### BRIEF
Every line of the material that follows must be printed again exactly.

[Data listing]
※ ※ ※

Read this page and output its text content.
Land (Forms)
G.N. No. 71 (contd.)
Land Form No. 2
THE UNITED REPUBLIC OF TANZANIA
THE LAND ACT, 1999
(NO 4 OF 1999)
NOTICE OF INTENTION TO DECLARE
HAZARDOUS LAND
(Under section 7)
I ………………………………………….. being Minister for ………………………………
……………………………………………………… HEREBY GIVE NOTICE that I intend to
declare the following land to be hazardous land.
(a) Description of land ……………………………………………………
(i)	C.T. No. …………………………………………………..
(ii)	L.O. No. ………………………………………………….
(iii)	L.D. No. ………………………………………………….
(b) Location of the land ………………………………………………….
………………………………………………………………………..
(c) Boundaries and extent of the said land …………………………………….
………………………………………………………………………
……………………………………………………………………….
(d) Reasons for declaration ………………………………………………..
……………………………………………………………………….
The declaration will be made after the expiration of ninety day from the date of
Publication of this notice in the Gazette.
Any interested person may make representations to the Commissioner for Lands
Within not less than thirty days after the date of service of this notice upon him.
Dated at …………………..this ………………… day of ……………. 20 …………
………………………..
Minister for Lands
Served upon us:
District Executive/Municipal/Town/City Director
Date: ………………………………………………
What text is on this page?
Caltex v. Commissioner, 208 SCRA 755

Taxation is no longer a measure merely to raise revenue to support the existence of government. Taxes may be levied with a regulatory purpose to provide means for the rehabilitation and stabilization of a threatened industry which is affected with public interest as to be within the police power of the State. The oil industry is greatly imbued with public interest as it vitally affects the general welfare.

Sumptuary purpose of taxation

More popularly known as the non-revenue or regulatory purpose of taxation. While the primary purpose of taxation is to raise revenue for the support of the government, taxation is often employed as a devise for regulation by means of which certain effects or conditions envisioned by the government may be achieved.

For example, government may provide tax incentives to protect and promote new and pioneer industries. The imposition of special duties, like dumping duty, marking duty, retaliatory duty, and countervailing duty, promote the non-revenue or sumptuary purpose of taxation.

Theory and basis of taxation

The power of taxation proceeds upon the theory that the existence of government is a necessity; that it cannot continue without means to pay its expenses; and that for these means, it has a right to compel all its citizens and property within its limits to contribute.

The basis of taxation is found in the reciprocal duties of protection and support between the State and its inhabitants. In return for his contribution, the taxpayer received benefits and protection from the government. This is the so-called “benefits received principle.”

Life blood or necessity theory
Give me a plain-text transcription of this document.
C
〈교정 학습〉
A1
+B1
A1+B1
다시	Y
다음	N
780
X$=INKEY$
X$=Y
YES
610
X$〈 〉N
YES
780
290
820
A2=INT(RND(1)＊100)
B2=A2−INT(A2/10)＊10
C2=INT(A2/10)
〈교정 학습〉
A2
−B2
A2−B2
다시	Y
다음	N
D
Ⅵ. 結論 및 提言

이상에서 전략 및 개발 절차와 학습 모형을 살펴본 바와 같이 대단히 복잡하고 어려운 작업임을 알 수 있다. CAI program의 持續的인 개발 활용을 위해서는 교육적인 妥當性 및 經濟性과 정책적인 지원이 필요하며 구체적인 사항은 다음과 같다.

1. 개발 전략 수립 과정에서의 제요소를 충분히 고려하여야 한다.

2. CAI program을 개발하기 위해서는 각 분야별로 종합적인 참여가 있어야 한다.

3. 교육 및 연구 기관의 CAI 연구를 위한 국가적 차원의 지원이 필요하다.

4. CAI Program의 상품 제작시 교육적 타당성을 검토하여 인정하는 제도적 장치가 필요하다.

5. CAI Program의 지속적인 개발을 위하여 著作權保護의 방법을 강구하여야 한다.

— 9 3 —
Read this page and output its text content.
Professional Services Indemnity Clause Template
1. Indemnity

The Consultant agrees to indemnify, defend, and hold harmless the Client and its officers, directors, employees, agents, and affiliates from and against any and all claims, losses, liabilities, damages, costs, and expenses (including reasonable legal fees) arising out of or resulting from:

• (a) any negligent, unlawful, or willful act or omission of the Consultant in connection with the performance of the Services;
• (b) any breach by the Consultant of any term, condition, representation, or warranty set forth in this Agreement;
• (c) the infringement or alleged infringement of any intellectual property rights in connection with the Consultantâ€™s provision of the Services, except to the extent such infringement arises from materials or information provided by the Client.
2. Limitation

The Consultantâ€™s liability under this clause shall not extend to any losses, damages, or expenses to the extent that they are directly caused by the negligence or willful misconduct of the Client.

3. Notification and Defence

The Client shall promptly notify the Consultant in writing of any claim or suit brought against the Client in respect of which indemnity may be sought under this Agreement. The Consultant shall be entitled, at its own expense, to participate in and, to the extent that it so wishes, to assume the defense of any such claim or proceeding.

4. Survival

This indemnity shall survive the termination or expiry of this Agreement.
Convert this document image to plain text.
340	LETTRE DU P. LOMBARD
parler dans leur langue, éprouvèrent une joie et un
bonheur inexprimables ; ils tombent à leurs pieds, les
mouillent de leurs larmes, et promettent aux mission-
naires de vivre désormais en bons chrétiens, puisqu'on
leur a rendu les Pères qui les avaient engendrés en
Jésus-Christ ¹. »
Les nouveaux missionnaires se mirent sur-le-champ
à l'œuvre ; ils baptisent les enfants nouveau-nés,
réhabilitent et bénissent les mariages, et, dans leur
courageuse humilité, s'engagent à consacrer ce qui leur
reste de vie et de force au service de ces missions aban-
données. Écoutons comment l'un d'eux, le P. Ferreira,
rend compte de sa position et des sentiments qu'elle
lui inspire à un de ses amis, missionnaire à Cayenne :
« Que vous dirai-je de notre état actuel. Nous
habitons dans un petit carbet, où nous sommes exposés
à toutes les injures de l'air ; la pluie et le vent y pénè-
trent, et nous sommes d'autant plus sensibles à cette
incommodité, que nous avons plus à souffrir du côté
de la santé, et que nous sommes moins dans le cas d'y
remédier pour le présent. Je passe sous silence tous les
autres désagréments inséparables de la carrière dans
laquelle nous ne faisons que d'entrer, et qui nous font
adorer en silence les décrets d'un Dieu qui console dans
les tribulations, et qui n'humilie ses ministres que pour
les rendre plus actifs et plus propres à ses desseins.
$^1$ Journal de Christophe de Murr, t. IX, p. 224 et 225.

※ ※ ※

### RESPONSE TO THE EXERCISE
Read this page and output its text content.
Land (Forms)
G.N. No. 71 (contd.)
Land Form No. 2
THE UNITED REPUBLIC OF TANZANIA
THE LAND ACT, 1999
(NO 4 OF 1999)
NOTICE OF INTENTION TO DECLARE
HAZARDOUS LAND
(Under section 7)
I ………………………………………….. being Minister for ………………………………
……………………………………………………… HEREBY GIVE NOTICE that I intend to
declare the following land to be hazardous land.
(a) Description of land ……………………………………………………
(i)	C.T. No. …………………………………………………..
(ii)	L.O. No. ………………………………………………….
(iii)	L.D. No. ………………………………………………….
(b) Location of the land ………………………………………………….
………………………………………………………………………..
(c) Boundaries and extent of the said land …………………………………….
………………………………………………………………………
……………………………………………………………………….
(d) Reasons for declaration ………………………………………………..
……………………………………………………………………….
The declaration will be made after the expiration of ninety day from the date of
Publication of this notice in the Gazette.
Any interested person may make representations to the Commissioner for Lands
Within not less than thirty days after the date of service of this notice upon him.
Dated at …………………..this ………………… day of ……………. 20 …………
………………………..
Minister for Lands
Served upon us:
District Executive/Municipal/Town/City Director
Date: ………………………………………………
What text is on this page?
Caltex v. Commissioner, 208 SCRA 755

Taxation is no longer a measure merely to raise revenue to support the existence of government. Taxes may be levied with a regulatory purpose to provide means for the rehabilitation and stabilization of a threatened industry which is affected with public interest as to be within the police power of the State. The oil industry is greatly imbued with public interest as it vitally affects the general welfare.

Sumptuary purpose of taxation

More popularly known as the non-revenue or regulatory purpose of taxation. While the primary purpose of taxation is to raise revenue for the support of the government, taxation is often employed as a devise for regulation by means of which certain effects or conditions envisioned by the government may be achieved.

For example, government may provide tax incentives to protect and promote new and pioneer industries. The imposition of special duties, like dumping duty, marking duty, retaliatory duty, and countervailing duty, promote the non-revenue or sumptuary purpose of taxation.

Theory and basis of taxation

The power of taxation proceeds upon the theory that the existence of government is a necessity; that it cannot continue without means to pay its expenses; and that for these means, it has a right to compel all its citizens and property within its limits to contribute.

The basis of taxation is found in the reciprocal duties of protection and support between the State and its inhabitants. In return for his contribution, the taxpayer received benefits and protection from the government. This is the so-called “benefits received principle.”

Life blood or necessity theory
Give me a plain-text transcription of this document.
C
〈교정 학습〉
A1
+B1
A1+B1
다시	Y
다음	N
780
X$=INKEY$
X$=Y
YES
610
X$〈 〉N
YES
780
290
820
A2=INT(RND(1)＊100)
B2=A2−INT(A2/10)＊10
C2=INT(A2/10)
〈교정 학습〉
A2
−B2
A2−B2
다시	Y
다음	N
D
Ⅵ. 結論 및 提言

이상에서 전략 및 개발 절차와 학습 모형을 살펴본 바와 같이 대단히 복잡하고 어려운 작업임을 알 수 있다. CAI program의 持續的인 개발 활용을 위해서는 교육적인 妥當性 및 經濟性과 정책적인 지원이 필요하며 구체적인 사항은 다음과 같다.

1. 개발 전략 수립 과정에서의 제요소를 충분히 고려하여야 한다.

2. CAI program을 개발하기 위해서는 각 분야별로 종합적인 참여가 있어야 한다.

3. 교육 및 연구 기관의 CAI 연구를 위한 국가적 차원의 지원이 필요하다.

4. CAI Program의 상품 제작시 교육적 타당성을 검토하여 인정하는 제도적 장치가 필요하다.

5. CAI Program의 지속적인 개발을 위하여 著作權保護의 방법을 강구하여야 한다.

— 9 3 —
Read this page and output its text content.
Professional Services Indemnity Clause Template
1. Indemnity

The Consultant agrees to indemnify, defend, and hold harmless the Client and its officers, directors, employees, agents, and affiliates from and against any and all claims, losses, liabilities, damages, costs, and expenses (including reasonable legal fees) arising out of or resulting from:

• (a) any negligent, unlawful, or willful act or omission of the Consultant in connection with the performance of the Services;
• (b) any breach by the Consultant of any term, condition, representation, or warranty set forth in this Agreement;
• (c) the infringement or alleged infringement of any intellectual property rights in connection with the Consultantâ€™s provision of the Services, except to the extent such infringement arises from materials or information provided by the Client.
2. Limitation

The Consultantâ€™s liability under this clause shall not extend to any losses, damages, or expenses to the extent that they are directly caused by the negligence or willful misconduct of the Client.

3. Notification and Defence

The Client shall promptly notify the Consultant in writing of any claim or suit brought against the Client in respect of which indemnity may be sought under this Agreement. The Consultant shall be entitled, at its own expense, to participate in and, to the extent that it so wishes, to assume the defense of any such claim or proceeding.

4. Survival

This indemnity shall survive the termination or expiry of this Agreement.
Convert this document image to plain text.
340	LETTRE DU P. LOMBARD
parler dans leur langue, éprouvèrent une joie et un
bonheur inexprimables ; ils tombent à leurs pieds, les
mouillent de leurs larmes, et promettent aux mission-
naires de vivre désormais en bons chrétiens, puisqu'on
leur a rendu les Pères qui les avaient engendrés en
Jésus-Christ ¹. »
Les nouveaux missionnaires se mirent sur-le-champ
à l'œuvre ; ils baptisent les enfants nouveau-nés,
réhabilitent et bénissent les mariages, et, dans leur
courageuse humilité, s'engagent à consacrer ce qui leur
reste de vie et de force au service de ces missions aban-
données. Écoutons comment l'un d'eux, le P. Ferreira,
rend compte de sa position et des sentiments qu'elle
lui inspire à un de ses amis, missionnaire à Cayenne :
« Que vous dirai-je de notre état actuel. Nous
habitons dans un petit carbet, où nous sommes exposés
à toutes les injures de l'air ; la pluie et le vent y pénè-
trent, et nous sommes d'autant plus sensibles à cette
incommodité, que nous avons plus à souffrir du côté
de la santé, et que nous sommes moins dans le cas d'y
remédier pour le présent. Je passe sous silence tous les
autres désagréments inséparables de la carrière dans
laquelle nous ne faisons que d'entrer, et qui nous font
adorer en silence les décrets d'un Dieu qui console dans
les tribulations, et qui n'humilie ses ministres que pour
les rendre plus actifs et plus propres à ses desseins.
$^1$ Journal de Christophe de Murr, t. IX, p. 224 et 225.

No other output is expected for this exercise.